** START DATA IN THIS EXERCISE **
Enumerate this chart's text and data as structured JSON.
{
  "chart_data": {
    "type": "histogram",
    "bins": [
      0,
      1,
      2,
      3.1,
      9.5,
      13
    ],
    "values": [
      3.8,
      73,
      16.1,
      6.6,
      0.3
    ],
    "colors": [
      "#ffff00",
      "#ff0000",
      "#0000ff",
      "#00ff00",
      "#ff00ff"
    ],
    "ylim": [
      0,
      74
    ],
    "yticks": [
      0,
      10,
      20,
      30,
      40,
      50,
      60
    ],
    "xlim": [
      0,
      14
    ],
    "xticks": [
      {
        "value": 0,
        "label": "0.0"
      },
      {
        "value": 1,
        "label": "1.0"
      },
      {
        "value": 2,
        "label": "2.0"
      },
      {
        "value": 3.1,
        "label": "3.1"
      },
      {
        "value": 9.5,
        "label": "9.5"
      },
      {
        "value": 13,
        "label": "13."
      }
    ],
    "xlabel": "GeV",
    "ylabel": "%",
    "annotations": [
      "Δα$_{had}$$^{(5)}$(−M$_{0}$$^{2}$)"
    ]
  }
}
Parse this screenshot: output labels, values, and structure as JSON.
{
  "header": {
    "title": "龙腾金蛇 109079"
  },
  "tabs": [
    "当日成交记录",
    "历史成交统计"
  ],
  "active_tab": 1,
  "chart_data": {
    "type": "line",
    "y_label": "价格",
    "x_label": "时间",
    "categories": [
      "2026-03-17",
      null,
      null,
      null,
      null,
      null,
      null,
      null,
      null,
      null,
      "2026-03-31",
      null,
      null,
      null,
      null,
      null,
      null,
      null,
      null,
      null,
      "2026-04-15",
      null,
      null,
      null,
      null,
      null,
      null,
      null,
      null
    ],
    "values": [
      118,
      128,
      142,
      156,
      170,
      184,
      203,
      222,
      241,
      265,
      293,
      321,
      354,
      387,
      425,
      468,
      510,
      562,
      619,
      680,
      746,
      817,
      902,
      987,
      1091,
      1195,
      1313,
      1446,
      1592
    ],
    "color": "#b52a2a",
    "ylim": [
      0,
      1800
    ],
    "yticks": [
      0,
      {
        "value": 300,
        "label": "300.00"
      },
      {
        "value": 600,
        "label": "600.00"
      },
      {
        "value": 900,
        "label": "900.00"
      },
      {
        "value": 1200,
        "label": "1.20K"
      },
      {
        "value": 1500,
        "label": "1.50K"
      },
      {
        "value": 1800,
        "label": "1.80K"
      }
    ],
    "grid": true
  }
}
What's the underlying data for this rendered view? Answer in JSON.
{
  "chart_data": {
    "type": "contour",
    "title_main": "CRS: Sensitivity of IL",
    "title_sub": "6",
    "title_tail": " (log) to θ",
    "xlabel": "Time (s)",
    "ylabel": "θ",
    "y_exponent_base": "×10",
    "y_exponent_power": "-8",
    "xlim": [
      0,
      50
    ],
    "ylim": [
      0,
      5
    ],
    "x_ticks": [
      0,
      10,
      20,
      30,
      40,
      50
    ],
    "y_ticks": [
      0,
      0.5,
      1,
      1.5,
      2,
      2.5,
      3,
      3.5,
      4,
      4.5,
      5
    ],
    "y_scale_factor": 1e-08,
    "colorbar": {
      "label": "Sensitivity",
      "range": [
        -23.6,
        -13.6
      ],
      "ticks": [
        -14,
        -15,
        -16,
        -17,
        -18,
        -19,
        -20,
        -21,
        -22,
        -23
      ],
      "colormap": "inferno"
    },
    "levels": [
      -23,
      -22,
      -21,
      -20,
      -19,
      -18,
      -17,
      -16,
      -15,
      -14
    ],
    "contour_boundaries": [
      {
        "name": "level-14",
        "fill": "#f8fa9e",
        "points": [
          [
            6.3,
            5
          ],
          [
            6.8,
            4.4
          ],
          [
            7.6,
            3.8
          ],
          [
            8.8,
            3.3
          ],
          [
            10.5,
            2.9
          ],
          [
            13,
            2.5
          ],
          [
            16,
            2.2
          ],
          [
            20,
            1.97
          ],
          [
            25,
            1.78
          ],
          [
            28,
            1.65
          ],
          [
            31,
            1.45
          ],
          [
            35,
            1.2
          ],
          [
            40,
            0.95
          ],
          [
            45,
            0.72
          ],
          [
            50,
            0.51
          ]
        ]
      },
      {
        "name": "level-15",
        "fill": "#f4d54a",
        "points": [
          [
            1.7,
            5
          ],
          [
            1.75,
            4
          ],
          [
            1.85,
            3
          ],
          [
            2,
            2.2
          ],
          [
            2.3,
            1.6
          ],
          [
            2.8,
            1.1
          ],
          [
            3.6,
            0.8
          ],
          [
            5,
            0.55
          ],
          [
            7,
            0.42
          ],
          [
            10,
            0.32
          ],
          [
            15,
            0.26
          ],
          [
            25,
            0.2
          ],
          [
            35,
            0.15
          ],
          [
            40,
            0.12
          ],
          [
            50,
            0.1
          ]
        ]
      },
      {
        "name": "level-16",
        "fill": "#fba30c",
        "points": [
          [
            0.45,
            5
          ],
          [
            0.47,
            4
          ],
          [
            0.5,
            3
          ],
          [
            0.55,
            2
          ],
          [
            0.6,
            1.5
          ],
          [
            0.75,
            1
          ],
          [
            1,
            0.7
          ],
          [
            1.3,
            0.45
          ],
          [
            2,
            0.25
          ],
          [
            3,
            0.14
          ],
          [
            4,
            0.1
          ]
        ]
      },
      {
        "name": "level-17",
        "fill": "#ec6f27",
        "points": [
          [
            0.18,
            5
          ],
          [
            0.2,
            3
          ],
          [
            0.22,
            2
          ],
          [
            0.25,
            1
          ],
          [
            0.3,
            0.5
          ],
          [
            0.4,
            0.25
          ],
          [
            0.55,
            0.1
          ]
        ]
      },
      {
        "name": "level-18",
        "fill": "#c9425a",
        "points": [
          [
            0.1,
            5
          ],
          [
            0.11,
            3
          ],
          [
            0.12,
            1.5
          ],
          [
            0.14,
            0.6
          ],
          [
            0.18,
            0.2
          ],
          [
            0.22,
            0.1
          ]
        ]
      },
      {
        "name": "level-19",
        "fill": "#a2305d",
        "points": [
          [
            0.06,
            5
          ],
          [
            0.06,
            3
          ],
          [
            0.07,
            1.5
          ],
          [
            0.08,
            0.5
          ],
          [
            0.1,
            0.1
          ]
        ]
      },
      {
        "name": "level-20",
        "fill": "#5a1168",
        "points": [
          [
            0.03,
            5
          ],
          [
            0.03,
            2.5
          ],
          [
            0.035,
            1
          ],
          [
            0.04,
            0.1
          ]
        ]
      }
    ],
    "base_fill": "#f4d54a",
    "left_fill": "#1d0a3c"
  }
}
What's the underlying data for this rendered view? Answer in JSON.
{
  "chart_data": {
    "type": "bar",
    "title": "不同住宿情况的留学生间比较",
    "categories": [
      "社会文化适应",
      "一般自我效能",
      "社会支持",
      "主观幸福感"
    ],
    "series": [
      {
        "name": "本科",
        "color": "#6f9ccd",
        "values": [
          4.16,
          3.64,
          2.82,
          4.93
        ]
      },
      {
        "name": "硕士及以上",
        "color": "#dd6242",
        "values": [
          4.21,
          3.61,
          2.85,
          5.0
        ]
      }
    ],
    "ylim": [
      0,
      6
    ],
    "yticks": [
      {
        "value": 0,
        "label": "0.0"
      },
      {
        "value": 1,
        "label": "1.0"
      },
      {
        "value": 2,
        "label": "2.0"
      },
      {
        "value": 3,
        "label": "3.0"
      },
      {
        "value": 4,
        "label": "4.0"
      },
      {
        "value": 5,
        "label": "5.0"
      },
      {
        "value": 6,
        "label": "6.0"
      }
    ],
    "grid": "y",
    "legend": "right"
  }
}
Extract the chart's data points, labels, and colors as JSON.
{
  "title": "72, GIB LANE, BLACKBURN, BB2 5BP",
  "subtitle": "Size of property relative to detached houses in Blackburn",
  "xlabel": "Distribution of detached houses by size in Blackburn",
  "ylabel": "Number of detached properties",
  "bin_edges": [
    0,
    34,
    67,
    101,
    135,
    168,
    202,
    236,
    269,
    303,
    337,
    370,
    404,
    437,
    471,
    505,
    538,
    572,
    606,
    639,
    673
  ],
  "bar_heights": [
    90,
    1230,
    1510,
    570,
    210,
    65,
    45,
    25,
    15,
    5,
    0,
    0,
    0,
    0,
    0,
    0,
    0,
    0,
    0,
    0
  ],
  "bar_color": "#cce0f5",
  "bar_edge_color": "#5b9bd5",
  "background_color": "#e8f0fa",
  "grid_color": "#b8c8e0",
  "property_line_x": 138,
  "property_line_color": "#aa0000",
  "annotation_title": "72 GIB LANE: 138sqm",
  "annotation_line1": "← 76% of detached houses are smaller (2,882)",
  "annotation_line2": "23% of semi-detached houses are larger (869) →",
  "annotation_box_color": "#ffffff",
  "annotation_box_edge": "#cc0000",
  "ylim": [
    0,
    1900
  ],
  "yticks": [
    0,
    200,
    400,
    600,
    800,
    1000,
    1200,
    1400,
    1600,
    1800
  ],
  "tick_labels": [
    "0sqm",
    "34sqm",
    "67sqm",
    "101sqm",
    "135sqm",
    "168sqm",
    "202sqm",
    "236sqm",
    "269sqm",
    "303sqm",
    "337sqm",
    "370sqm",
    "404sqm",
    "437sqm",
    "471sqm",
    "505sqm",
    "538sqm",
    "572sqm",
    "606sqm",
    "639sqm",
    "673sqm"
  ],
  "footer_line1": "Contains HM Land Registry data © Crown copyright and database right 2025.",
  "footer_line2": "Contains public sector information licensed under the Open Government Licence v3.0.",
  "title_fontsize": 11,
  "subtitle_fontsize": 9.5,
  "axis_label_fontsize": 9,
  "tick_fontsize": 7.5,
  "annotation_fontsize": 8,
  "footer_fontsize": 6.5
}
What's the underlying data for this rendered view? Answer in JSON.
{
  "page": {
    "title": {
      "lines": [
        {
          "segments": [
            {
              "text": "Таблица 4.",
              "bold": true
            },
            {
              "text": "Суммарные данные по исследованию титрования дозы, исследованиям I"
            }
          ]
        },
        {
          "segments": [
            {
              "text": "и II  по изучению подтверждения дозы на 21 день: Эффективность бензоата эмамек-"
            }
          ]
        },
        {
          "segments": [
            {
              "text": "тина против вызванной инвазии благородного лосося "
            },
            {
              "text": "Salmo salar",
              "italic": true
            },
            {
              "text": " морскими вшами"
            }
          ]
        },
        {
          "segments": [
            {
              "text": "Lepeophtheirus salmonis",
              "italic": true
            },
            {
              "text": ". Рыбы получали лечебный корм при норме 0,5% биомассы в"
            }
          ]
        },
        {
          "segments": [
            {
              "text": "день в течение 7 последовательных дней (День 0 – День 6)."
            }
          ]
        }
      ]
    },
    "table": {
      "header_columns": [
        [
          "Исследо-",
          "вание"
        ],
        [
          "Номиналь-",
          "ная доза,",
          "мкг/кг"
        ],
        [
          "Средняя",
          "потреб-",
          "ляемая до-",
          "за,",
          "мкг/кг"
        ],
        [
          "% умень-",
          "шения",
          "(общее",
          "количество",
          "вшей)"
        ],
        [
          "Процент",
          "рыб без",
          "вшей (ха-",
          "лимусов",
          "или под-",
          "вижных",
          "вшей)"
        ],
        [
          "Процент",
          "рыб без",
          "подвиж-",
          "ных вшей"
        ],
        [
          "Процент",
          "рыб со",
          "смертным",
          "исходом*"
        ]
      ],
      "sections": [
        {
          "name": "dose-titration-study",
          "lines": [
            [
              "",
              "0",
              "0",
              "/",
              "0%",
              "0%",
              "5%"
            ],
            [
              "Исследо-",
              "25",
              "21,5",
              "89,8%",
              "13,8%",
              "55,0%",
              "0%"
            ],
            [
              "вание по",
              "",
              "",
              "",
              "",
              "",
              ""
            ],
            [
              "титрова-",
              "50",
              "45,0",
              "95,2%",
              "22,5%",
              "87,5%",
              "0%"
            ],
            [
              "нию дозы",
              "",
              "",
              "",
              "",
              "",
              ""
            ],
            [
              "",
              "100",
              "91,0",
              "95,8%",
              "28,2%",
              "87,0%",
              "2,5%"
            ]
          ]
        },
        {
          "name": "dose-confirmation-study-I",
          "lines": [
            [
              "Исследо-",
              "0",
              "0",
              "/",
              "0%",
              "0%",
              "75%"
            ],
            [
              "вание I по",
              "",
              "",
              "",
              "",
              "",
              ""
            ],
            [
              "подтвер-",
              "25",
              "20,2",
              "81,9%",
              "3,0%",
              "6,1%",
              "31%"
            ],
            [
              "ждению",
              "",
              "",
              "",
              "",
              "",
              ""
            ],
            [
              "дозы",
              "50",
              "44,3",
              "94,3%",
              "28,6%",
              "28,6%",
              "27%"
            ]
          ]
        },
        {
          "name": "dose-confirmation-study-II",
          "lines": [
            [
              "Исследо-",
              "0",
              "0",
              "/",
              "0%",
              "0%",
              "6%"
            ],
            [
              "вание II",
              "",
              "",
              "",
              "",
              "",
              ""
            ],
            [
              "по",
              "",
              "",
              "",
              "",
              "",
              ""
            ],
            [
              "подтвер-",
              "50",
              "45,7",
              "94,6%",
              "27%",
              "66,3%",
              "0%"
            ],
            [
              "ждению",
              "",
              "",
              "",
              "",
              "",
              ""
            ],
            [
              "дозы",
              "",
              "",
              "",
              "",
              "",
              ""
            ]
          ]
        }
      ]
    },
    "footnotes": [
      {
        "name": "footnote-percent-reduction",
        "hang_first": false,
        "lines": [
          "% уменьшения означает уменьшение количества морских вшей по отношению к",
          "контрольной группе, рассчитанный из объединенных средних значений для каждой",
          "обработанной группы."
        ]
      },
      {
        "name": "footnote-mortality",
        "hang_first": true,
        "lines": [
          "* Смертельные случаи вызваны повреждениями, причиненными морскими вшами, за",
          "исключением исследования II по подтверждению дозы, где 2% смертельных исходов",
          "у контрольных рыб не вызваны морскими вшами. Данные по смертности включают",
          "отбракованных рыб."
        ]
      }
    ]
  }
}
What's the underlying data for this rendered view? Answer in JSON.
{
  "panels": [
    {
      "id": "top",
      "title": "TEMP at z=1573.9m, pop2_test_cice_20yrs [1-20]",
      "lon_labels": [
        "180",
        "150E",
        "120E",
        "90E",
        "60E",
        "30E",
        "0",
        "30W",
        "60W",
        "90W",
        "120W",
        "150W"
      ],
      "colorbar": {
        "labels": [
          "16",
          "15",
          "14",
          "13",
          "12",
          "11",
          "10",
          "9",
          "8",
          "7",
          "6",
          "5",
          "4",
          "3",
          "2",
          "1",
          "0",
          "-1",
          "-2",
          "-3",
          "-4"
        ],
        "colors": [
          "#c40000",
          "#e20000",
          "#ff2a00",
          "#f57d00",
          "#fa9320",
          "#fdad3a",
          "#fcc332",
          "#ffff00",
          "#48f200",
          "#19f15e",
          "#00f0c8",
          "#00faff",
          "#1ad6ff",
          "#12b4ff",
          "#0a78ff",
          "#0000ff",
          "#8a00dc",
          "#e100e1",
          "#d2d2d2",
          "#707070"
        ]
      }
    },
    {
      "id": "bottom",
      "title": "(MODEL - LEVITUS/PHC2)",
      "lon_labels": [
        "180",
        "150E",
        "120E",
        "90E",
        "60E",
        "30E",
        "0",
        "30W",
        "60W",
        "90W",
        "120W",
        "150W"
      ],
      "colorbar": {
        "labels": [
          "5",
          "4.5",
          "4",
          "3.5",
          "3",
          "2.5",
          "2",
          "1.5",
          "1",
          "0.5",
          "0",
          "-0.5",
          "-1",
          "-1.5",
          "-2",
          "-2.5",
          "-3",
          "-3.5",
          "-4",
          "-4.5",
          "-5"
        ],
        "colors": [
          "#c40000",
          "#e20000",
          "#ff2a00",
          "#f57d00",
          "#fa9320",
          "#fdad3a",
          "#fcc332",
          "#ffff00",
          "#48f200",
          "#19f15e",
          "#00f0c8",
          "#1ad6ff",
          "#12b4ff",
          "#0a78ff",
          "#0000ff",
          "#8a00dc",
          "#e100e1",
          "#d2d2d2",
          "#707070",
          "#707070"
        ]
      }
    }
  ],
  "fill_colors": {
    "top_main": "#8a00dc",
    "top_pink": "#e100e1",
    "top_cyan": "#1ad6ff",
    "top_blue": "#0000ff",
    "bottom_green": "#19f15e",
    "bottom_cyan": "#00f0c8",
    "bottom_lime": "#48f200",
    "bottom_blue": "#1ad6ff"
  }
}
** END DATA IN THIS EXERCISE **
**WHAT TO WORK ON:**
Collect the complete line wherever the string "вшей" appears in the records.

**TASK SOLUTION:**
          "вшей)"
          "вшей (ха-",
          "вшей)"
          "ных вшей"
          "% уменьшения означает уменьшение количества морских вшей по отношению к",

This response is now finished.